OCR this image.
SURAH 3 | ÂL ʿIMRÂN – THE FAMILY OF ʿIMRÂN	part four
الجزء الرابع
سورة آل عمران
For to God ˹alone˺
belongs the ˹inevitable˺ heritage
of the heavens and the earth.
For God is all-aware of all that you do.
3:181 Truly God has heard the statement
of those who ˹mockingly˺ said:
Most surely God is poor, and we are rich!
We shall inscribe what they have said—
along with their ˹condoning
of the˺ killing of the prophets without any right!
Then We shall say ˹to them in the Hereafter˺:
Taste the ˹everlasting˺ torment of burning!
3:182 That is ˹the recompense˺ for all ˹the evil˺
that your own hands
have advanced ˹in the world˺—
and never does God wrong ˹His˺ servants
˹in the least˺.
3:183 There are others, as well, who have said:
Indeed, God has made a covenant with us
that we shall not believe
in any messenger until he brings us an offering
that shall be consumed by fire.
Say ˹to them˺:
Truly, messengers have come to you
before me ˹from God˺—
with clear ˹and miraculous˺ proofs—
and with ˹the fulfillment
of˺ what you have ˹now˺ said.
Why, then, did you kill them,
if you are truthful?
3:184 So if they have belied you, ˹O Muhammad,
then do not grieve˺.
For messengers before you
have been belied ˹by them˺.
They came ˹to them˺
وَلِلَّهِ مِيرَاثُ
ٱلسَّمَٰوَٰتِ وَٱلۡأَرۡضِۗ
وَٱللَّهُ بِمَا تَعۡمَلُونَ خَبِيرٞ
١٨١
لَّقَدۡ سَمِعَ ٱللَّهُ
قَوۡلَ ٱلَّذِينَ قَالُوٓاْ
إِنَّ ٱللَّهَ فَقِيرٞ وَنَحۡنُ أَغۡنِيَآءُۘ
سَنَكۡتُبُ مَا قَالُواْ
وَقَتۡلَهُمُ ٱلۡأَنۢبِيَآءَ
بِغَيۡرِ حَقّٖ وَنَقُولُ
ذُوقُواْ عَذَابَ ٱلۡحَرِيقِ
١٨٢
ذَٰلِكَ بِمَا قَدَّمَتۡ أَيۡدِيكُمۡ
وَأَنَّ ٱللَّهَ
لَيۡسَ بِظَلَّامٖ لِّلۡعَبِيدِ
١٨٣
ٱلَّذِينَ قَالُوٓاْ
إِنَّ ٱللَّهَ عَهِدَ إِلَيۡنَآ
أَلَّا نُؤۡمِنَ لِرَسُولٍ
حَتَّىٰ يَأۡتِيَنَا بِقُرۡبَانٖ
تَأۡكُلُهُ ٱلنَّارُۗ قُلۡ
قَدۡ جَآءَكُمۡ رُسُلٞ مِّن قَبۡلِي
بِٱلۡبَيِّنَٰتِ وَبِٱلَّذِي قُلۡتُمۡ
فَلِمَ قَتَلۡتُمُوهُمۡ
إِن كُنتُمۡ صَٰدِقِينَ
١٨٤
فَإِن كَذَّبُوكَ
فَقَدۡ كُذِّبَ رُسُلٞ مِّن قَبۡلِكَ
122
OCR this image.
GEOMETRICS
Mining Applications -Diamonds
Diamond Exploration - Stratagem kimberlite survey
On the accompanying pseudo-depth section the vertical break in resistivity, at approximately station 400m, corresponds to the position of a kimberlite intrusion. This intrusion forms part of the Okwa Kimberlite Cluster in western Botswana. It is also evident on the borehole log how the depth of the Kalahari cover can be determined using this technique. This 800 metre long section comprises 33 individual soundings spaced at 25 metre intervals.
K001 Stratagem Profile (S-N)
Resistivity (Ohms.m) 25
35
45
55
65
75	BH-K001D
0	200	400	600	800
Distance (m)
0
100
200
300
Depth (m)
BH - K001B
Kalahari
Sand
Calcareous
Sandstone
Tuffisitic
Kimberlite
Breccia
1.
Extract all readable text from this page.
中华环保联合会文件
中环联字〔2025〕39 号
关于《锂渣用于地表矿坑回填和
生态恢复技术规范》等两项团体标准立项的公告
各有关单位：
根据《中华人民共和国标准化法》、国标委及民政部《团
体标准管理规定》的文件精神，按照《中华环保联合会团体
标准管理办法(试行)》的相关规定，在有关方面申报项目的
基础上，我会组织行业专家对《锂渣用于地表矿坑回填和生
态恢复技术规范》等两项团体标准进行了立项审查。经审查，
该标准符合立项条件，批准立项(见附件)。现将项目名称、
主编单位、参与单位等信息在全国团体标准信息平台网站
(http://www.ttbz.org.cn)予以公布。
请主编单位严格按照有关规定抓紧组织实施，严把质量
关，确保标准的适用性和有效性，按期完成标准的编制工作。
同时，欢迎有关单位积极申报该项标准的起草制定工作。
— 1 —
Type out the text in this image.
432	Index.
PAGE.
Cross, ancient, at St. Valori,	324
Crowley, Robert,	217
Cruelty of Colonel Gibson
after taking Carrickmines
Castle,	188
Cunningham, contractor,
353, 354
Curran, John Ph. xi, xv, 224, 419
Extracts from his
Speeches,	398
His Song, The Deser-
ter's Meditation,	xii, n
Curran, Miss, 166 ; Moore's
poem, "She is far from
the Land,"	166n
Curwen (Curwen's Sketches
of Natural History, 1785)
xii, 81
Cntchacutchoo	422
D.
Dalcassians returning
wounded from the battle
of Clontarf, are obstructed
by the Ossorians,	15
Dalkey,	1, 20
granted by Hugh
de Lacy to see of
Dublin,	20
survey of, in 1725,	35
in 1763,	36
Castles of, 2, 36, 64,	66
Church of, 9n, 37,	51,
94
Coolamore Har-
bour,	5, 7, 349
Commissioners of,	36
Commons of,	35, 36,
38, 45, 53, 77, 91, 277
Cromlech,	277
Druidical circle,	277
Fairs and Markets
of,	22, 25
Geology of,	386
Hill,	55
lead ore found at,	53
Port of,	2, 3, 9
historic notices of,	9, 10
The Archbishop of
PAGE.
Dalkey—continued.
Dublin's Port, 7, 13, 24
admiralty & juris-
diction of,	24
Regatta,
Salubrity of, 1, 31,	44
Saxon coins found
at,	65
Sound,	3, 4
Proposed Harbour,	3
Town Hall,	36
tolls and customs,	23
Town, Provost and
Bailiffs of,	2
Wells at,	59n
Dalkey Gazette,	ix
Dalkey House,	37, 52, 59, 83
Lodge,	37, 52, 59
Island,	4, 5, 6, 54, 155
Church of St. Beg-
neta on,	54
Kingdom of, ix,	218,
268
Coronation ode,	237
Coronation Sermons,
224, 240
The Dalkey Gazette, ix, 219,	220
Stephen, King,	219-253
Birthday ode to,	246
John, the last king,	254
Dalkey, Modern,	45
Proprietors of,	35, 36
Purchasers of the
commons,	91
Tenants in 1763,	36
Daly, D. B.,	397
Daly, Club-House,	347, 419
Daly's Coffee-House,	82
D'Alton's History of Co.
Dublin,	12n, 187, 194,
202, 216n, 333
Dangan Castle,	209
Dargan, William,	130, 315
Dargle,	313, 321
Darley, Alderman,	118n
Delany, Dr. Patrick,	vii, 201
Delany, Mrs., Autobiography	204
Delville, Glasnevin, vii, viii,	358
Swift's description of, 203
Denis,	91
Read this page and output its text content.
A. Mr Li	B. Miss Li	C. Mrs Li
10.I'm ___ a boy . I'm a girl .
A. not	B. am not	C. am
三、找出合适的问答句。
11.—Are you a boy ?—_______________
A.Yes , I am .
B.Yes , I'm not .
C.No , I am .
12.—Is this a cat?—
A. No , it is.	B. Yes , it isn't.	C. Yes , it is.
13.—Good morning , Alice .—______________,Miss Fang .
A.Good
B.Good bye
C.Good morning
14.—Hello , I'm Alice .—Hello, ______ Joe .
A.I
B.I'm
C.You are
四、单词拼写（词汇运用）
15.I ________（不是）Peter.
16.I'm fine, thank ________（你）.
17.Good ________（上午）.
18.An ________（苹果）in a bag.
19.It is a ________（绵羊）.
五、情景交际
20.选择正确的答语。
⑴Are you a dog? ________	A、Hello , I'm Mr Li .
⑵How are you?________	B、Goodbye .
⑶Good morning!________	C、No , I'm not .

◇ ◇ ◇ ◇

◆ Task directions
From the line containing "Read this page and output its text content." to the last line of the material, please quote every line exactly and only those.

◆ Response to the task
Read this page and output its text content.
A. Mr Li	B. Miss Li	C. Mrs Li
10.I'm ___ a boy . I'm a girl .
A. not	B. am not	C. am
三、找出合适的问答句。
11.—Are you a boy ?—_______________
A.Yes , I am .
B.Yes , I'm not .
C.No , I am .
12.—Is this a cat?—
A. No , it is.	B. Yes , it isn't.	C. Yes , it is.
13.—Good morning , Alice .—______________,Miss Fang .
A.Good
B.Good bye
C.Good morning
14.—Hello , I'm Alice .—Hello, ______ Joe .
A.I
B.I'm
C.You are
四、单词拼写（词汇运用）
15.I ________（不是）Peter.
16.I'm fine, thank ________（你）.
17.Good ________（上午）.
18.An ________（苹果）in a bag.
19.It is a ________（绵羊）.
五、情景交际
20.选择正确的答语。
⑴Are you a dog? ________	A、Hello , I'm Mr Li .
⑵How are you?________	B、Goodbye .
⑶Good morning!________	C、No , I'm not .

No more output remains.